-- Begin ENTRIES PROVIDED --

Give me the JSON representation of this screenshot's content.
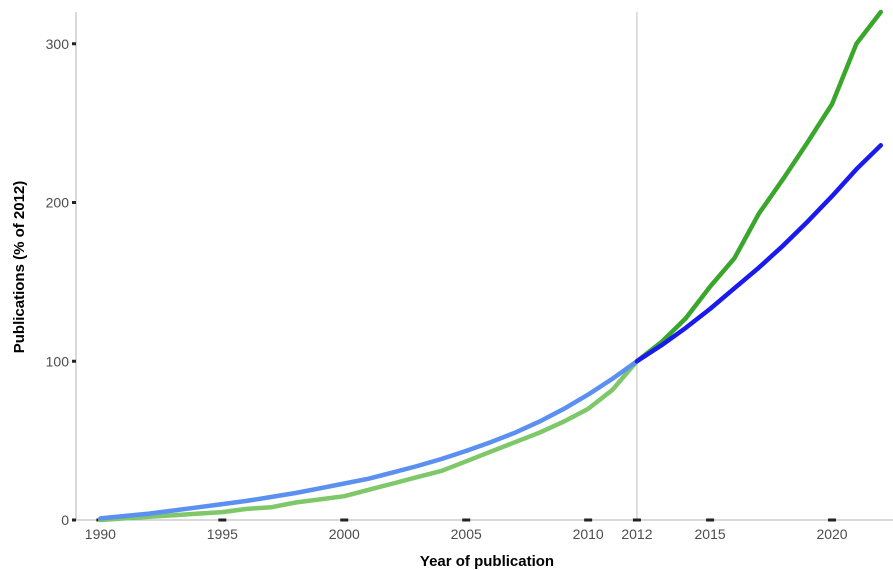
{
  "chart_data": {
    "type": "line",
    "title": "",
    "xlabel": "Year of publication",
    "ylabel": "Publications (% of 2012)",
    "xlim": [
      1989,
      2022.5
    ],
    "ylim": [
      0,
      320
    ],
    "x_ticks": [
      1990,
      1995,
      2000,
      2005,
      2010,
      2012,
      2015,
      2020
    ],
    "y_ticks": [
      0,
      100,
      200,
      300
    ],
    "reference_line_x": 2012,
    "grid": false,
    "legend": "none",
    "series": [
      {
        "color": "#7ec86a",
        "x": [
          1990,
          1991,
          1992,
          1993,
          1994,
          1995,
          1996,
          1997,
          1998,
          1999,
          2000,
          2001,
          2002,
          2003,
          2004,
          2005,
          2006,
          2007,
          2008,
          2009,
          2010,
          2011,
          2012
        ],
        "y": [
          0,
          1,
          2,
          3,
          4,
          5,
          7,
          8,
          11,
          13,
          15,
          19,
          23,
          27,
          31,
          37,
          43,
          49,
          55,
          62,
          70,
          82,
          100
        ]
      },
      {
        "color": "#5b8ff0",
        "x": [
          1990,
          1991,
          1992,
          1993,
          1994,
          1995,
          1996,
          1997,
          1998,
          1999,
          2000,
          2001,
          2002,
          2003,
          2004,
          2005,
          2006,
          2007,
          2008,
          2009,
          2010,
          2011,
          2012
        ],
        "y": [
          1,
          2.5,
          4,
          6,
          8,
          10,
          12,
          14.5,
          17,
          20,
          23,
          26,
          30,
          34,
          38.5,
          43.5,
          49,
          55,
          62,
          70,
          79,
          89,
          100
        ]
      },
      {
        "color": "#3aa62b",
        "x": [
          2012,
          2013,
          2014,
          2015,
          2016,
          2017,
          2018,
          2019,
          2020,
          2021,
          2022
        ],
        "y": [
          100,
          112,
          127,
          147,
          165,
          193,
          215,
          238,
          262,
          300,
          320
        ]
      },
      {
        "color": "#1a1aee",
        "x": [
          2012,
          2013,
          2014,
          2015,
          2016,
          2017,
          2018,
          2019,
          2020,
          2021,
          2022
        ],
        "y": [
          100,
          110,
          121,
          133,
          146,
          159,
          173,
          188,
          204,
          221,
          236
        ]
      }
    ]
  }
}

-- End ENTRIES PROVIDED --

EXERCISE PROMPT: Return every line containing "color".

TASK OUTPUT:
        "color": "#7ec86a",
        "color": "#5b8ff0",
        "color": "#3aa62b",
        "color": "#1a1aee",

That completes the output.